**Input data:**

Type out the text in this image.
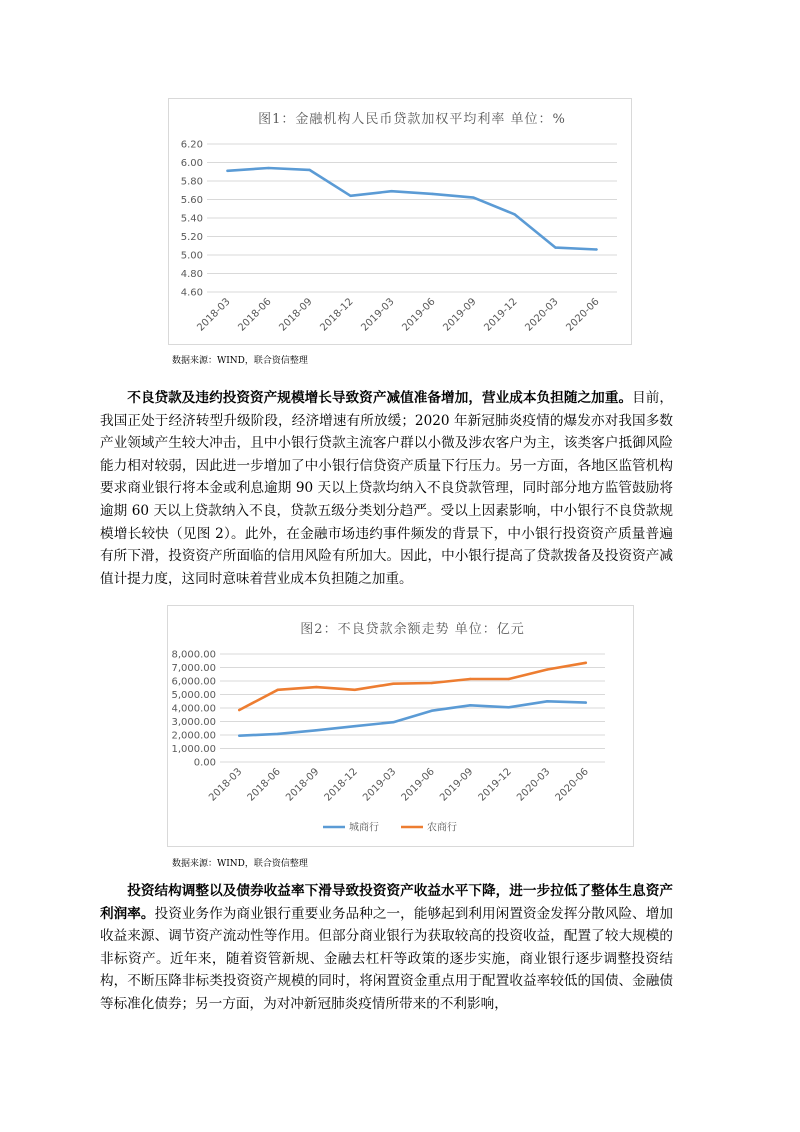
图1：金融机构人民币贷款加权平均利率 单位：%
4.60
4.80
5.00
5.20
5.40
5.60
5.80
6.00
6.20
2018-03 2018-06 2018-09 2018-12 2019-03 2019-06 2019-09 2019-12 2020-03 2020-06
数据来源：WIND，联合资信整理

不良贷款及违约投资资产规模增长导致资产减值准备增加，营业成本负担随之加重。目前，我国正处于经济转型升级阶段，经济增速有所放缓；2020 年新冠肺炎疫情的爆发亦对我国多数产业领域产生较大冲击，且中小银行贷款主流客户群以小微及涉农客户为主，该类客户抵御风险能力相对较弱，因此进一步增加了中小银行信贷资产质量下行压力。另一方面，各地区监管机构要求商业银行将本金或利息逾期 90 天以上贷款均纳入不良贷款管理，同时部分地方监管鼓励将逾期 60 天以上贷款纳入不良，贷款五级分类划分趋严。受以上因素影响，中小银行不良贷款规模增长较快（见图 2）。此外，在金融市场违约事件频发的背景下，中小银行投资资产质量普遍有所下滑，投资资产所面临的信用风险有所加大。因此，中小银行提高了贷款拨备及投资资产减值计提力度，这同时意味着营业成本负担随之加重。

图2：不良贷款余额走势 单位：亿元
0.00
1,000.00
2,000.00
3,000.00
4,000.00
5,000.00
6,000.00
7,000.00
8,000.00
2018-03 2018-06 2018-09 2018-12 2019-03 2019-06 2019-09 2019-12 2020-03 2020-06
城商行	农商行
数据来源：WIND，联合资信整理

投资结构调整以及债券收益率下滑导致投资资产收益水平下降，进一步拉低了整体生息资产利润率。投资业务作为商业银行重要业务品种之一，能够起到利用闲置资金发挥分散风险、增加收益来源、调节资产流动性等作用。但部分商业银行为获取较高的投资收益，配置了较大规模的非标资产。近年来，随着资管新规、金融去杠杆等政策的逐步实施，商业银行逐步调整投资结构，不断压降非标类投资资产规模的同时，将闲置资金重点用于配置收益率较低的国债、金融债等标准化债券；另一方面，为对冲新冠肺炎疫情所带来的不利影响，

**Aim:**
Repeat the records above verbatim, with no pictures in the result.

**Output of the exercise:**
Type out the text in this image.
图1：金融机构人民币贷款加权平均利率 单位：%
4.60
4.80
5.00
5.20
5.40
5.60
5.80
6.00
6.20
2018-03 2018-06 2018-09 2018-12 2019-03 2019-06 2019-09 2019-12 2020-03 2020-06
数据来源：WIND，联合资信整理

不良贷款及违约投资资产规模增长导致资产减值准备增加，营业成本负担随之加重。目前，我国正处于经济转型升级阶段，经济增速有所放缓；2020 年新冠肺炎疫情的爆发亦对我国多数产业领域产生较大冲击，且中小银行贷款主流客户群以小微及涉农客户为主，该类客户抵御风险能力相对较弱，因此进一步增加了中小银行信贷资产质量下行压力。另一方面，各地区监管机构要求商业银行将本金或利息逾期 90 天以上贷款均纳入不良贷款管理，同时部分地方监管鼓励将逾期 60 天以上贷款纳入不良，贷款五级分类划分趋严。受以上因素影响，中小银行不良贷款规模增长较快（见图 2）。此外，在金融市场违约事件频发的背景下，中小银行投资资产质量普遍有所下滑，投资资产所面临的信用风险有所加大。因此，中小银行提高了贷款拨备及投资资产减值计提力度，这同时意味着营业成本负担随之加重。

图2：不良贷款余额走势 单位：亿元
0.00
1,000.00
2,000.00
3,000.00
4,000.00
5,000.00
6,000.00
7,000.00
8,000.00
2018-03 2018-06 2018-09 2018-12 2019-03 2019-06 2019-09 2019-12 2020-03 2020-06
城商行	农商行
数据来源：WIND，联合资信整理

投资结构调整以及债券收益率下滑导致投资资产收益水平下降，进一步拉低了整体生息资产利润率。投资业务作为商业银行重要业务品种之一，能够起到利用闲置资金发挥分散风险、增加收益来源、调节资产流动性等作用。但部分商业银行为获取较高的投资收益，配置了较大规模的非标资产。近年来，随着资管新规、金融去杠杆等政策的逐步实施，商业银行逐步调整投资结构，不断压降非标类投资资产规模的同时，将闲置资金重点用于配置收益率较低的国债、金融债等标准化债券；另一方面，为对冲新冠肺炎疫情所带来的不利影响，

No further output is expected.